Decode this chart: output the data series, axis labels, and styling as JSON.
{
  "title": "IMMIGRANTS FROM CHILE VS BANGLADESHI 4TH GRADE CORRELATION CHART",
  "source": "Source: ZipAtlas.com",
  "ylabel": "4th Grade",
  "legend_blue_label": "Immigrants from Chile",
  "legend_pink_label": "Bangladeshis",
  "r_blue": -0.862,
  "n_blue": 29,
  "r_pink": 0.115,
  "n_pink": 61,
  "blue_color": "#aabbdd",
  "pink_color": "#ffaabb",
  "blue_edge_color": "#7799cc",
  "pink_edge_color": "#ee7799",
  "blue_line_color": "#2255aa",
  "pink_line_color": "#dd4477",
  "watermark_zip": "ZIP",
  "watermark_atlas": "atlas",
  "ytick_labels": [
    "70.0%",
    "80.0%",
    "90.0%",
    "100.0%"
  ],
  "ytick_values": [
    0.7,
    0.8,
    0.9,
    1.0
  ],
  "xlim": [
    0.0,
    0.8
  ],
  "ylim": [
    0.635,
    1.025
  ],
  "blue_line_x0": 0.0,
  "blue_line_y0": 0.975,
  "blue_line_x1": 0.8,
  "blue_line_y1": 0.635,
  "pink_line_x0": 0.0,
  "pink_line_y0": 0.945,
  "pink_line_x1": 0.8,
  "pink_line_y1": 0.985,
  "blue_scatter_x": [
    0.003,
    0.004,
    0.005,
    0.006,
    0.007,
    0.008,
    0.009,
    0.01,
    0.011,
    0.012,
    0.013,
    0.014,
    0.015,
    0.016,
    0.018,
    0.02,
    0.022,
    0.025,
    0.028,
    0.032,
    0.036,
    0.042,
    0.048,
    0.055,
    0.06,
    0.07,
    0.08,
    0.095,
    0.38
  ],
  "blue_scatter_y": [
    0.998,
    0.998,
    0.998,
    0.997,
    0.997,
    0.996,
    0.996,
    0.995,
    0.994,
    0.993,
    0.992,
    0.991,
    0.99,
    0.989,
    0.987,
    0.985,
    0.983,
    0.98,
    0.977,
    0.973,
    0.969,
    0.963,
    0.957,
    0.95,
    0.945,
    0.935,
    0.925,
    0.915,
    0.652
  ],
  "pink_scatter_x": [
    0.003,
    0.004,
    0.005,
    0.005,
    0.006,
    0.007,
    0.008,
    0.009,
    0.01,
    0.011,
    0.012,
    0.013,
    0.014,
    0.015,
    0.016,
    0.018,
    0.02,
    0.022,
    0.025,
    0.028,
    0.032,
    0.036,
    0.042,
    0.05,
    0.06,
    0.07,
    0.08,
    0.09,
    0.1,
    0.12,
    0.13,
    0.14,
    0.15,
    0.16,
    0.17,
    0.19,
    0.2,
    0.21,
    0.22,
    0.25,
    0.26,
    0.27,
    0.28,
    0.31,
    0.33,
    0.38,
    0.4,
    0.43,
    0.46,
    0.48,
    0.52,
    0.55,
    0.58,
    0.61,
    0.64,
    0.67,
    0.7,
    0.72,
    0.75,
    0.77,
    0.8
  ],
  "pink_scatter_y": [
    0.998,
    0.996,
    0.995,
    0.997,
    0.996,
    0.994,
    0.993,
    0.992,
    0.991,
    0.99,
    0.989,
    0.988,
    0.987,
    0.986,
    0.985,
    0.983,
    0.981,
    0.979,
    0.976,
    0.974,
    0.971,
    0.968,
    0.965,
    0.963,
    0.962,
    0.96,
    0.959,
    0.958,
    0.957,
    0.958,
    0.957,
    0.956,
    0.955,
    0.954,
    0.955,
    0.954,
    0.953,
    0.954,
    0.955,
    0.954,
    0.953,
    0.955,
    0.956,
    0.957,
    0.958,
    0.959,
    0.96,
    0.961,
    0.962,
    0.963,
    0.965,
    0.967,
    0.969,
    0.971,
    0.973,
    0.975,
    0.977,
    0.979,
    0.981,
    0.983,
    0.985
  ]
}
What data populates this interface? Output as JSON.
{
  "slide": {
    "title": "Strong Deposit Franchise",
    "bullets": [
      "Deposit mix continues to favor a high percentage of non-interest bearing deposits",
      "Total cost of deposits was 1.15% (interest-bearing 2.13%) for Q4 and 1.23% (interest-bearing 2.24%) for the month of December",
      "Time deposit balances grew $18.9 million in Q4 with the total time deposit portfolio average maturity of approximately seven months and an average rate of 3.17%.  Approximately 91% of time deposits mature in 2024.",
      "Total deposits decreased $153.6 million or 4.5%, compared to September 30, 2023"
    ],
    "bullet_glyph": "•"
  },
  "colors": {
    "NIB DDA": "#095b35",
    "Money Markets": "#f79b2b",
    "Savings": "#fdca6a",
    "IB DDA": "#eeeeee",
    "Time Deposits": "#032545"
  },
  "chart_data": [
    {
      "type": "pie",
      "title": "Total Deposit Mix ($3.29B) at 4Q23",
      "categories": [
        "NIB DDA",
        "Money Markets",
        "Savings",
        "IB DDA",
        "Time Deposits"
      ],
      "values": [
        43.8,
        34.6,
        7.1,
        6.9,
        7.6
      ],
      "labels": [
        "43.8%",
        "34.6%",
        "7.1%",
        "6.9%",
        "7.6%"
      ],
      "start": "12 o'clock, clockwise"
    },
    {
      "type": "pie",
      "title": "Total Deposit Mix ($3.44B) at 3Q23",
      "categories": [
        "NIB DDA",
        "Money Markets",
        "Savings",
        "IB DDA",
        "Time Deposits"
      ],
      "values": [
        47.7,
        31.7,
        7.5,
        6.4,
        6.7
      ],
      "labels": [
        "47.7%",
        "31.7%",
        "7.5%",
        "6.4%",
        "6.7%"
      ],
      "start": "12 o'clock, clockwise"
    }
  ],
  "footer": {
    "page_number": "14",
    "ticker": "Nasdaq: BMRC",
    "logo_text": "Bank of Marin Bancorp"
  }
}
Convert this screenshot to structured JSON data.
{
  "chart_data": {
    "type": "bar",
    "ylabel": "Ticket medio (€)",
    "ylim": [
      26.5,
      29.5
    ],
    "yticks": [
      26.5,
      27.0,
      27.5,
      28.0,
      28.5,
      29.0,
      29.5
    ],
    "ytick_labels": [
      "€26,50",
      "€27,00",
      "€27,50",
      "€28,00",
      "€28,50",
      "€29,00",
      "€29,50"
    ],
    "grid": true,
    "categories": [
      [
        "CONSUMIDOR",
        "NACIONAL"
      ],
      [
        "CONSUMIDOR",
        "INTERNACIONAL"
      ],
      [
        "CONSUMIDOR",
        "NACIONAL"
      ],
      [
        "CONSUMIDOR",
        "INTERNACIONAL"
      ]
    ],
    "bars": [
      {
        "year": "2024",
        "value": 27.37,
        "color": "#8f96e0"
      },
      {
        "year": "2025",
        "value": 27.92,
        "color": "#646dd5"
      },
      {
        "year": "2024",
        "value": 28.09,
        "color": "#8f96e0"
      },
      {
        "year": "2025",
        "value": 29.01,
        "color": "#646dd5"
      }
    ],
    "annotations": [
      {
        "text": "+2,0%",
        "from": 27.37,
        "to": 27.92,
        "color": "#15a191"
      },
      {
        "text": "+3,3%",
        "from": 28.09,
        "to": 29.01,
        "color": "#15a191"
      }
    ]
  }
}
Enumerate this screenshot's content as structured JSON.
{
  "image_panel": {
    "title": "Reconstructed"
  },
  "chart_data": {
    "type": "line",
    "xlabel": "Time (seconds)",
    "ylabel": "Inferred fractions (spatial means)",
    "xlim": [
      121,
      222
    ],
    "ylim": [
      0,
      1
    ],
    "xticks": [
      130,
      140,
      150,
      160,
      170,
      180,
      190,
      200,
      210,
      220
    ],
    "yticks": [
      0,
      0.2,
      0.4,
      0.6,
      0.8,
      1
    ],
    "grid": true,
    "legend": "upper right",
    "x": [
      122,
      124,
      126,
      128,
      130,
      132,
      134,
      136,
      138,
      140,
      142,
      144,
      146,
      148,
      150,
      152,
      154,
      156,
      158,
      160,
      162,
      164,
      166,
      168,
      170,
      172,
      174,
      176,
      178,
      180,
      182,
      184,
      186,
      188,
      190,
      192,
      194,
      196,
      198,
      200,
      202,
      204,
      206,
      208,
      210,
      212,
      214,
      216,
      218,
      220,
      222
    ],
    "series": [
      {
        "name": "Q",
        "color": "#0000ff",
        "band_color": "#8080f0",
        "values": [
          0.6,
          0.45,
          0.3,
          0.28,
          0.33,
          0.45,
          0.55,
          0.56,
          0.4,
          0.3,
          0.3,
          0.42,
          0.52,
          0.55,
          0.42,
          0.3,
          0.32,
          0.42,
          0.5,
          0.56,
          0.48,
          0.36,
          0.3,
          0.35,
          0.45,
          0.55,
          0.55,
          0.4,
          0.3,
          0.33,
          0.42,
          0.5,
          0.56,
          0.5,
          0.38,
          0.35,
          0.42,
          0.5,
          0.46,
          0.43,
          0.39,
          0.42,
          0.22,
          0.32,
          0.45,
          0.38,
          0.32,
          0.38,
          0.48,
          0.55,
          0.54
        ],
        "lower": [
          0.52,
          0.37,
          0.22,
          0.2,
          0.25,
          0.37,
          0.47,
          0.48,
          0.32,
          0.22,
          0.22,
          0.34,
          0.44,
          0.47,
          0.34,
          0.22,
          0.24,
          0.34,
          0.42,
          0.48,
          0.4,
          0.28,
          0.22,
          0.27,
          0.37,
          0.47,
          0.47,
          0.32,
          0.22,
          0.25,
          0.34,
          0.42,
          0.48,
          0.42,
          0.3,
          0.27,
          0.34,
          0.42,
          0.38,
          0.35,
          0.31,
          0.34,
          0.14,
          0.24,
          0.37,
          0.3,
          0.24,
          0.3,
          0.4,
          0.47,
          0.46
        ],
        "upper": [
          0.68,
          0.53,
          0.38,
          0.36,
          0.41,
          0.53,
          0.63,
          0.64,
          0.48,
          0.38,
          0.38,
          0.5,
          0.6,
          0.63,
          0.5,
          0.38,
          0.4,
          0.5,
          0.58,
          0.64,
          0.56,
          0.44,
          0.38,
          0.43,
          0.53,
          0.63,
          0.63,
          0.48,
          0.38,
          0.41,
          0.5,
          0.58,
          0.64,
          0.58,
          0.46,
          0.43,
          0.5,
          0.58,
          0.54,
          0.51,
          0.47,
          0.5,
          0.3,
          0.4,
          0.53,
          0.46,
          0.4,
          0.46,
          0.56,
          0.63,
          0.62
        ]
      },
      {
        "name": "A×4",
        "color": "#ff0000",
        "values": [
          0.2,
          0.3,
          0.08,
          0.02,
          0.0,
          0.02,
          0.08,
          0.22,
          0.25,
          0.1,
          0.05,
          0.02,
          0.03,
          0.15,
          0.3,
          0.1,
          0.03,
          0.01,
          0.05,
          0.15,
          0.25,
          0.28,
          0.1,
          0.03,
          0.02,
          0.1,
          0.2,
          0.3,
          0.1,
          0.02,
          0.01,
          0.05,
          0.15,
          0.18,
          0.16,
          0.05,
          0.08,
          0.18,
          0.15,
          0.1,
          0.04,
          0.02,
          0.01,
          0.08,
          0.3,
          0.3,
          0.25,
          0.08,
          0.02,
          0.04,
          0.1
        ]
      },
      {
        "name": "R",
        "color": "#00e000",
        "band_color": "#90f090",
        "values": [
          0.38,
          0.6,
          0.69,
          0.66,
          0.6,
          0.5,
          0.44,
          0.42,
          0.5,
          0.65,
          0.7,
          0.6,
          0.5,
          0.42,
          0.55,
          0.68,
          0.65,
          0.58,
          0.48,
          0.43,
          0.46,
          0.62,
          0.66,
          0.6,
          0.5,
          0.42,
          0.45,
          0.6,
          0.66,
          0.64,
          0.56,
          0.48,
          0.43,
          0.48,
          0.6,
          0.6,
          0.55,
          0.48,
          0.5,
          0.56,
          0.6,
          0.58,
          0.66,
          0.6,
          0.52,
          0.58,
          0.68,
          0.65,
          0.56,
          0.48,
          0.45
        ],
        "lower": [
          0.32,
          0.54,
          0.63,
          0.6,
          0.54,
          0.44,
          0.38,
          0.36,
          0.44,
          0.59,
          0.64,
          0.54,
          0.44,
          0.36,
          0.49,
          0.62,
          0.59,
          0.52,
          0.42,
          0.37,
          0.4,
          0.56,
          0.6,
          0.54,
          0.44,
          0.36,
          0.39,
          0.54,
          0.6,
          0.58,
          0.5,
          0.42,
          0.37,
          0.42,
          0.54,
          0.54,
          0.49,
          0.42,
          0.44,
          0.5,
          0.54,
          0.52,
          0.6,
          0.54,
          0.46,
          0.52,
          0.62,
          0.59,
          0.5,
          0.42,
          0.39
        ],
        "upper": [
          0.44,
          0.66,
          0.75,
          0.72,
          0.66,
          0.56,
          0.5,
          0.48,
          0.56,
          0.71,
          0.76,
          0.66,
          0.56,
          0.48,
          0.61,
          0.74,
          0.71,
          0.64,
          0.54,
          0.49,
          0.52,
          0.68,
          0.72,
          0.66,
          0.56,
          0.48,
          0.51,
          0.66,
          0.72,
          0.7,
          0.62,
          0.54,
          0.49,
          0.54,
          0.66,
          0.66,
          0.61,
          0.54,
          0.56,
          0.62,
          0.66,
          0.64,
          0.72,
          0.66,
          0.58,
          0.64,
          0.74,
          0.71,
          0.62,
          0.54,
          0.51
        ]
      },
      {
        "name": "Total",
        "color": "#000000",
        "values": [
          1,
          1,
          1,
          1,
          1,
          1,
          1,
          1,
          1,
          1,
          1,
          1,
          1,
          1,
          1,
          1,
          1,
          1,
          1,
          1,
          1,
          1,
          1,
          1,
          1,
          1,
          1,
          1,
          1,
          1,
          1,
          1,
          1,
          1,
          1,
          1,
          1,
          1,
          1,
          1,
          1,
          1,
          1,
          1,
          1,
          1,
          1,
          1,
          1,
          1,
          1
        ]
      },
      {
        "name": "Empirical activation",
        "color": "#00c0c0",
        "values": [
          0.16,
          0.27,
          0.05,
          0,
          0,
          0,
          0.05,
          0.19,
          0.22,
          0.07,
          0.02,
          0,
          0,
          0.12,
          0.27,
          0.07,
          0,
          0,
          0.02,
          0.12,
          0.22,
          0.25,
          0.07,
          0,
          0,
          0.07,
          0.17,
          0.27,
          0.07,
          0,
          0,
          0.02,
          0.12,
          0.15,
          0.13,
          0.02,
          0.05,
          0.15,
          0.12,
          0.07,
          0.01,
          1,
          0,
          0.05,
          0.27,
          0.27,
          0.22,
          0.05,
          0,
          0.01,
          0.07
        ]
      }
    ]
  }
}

WRITTEN INSTRUCTION: From the entries above, list each line with "title" in it.

RESPONSE:
  "title": "IMMIGRANTS FROM CHILE VS BANGLADESHI 4TH GRADE CORRELATION CHART",
    "title": "Strong Deposit Franchise",
      "title": "Total Deposit Mix ($3.29B) at 4Q23",
      "title": "Total Deposit Mix ($3.44B) at 3Q23",
    "title": "Reconstructed"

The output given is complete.